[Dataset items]
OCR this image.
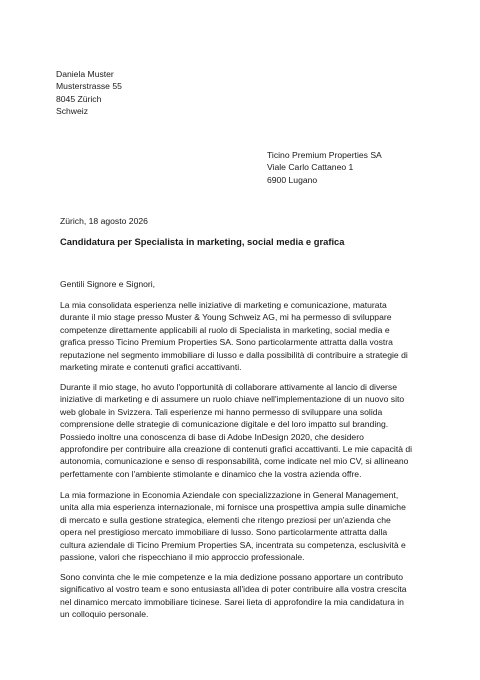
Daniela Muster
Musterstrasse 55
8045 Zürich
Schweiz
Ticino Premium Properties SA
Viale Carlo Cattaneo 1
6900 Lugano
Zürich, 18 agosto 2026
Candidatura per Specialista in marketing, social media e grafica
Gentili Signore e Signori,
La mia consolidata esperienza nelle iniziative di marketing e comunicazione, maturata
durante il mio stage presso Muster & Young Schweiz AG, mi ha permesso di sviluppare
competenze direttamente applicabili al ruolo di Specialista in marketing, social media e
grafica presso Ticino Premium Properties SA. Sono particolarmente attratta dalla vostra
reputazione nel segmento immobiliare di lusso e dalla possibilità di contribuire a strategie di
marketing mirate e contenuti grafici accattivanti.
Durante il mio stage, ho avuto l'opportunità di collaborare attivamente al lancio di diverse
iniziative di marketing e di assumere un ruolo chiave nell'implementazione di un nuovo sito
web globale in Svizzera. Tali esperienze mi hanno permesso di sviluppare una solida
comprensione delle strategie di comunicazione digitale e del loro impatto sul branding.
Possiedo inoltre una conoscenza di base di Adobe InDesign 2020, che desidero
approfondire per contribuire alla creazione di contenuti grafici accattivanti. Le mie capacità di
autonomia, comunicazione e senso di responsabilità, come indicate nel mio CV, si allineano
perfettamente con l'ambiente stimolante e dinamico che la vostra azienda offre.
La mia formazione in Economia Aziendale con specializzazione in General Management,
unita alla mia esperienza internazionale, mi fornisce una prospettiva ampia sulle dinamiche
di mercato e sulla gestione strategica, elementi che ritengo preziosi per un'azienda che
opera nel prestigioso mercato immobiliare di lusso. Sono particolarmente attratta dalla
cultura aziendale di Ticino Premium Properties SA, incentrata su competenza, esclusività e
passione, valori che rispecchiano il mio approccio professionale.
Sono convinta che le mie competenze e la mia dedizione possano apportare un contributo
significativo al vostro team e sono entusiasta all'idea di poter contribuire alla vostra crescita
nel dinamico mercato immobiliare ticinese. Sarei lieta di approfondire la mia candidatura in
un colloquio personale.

● **AIM OF THE TASK**
Omit each picture, then return all of the listing exactly as it stands.

● **FINAL ANSWER**
OCR this image.
Daniela Muster
Musterstrasse 55
8045 Zürich
Schweiz
Ticino Premium Properties SA
Viale Carlo Cattaneo 1
6900 Lugano
Zürich, 18 agosto 2026
Candidatura per Specialista in marketing, social media e grafica
Gentili Signore e Signori,
La mia consolidata esperienza nelle iniziative di marketing e comunicazione, maturata
durante il mio stage presso Muster & Young Schweiz AG, mi ha permesso di sviluppare
competenze direttamente applicabili al ruolo di Specialista in marketing, social media e
grafica presso Ticino Premium Properties SA. Sono particolarmente attratta dalla vostra
reputazione nel segmento immobiliare di lusso e dalla possibilità di contribuire a strategie di
marketing mirate e contenuti grafici accattivanti.
Durante il mio stage, ho avuto l'opportunità di collaborare attivamente al lancio di diverse
iniziative di marketing e di assumere un ruolo chiave nell'implementazione di un nuovo sito
web globale in Svizzera. Tali esperienze mi hanno permesso di sviluppare una solida
comprensione delle strategie di comunicazione digitale e del loro impatto sul branding.
Possiedo inoltre una conoscenza di base di Adobe InDesign 2020, che desidero
approfondire per contribuire alla creazione di contenuti grafici accattivanti. Le mie capacità di
autonomia, comunicazione e senso di responsabilità, come indicate nel mio CV, si allineano
perfettamente con l'ambiente stimolante e dinamico che la vostra azienda offre.
La mia formazione in Economia Aziendale con specializzazione in General Management,
unita alla mia esperienza internazionale, mi fornisce una prospettiva ampia sulle dinamiche
di mercato e sulla gestione strategica, elementi che ritengo preziosi per un'azienda che
opera nel prestigioso mercato immobiliare di lusso. Sono particolarmente attratta dalla
cultura aziendale di Ticino Premium Properties SA, incentrata su competenza, esclusività e
passione, valori che rispecchiano il mio approccio professionale.
Sono convinta che le mie competenze e la mia dedizione possano apportare un contributo
significativo al vostro team e sono entusiasta all'idea di poter contribuire alla vostra crescita
nel dinamico mercato immobiliare ticinese. Sarei lieta di approfondire la mia candidatura in
un colloquio personale.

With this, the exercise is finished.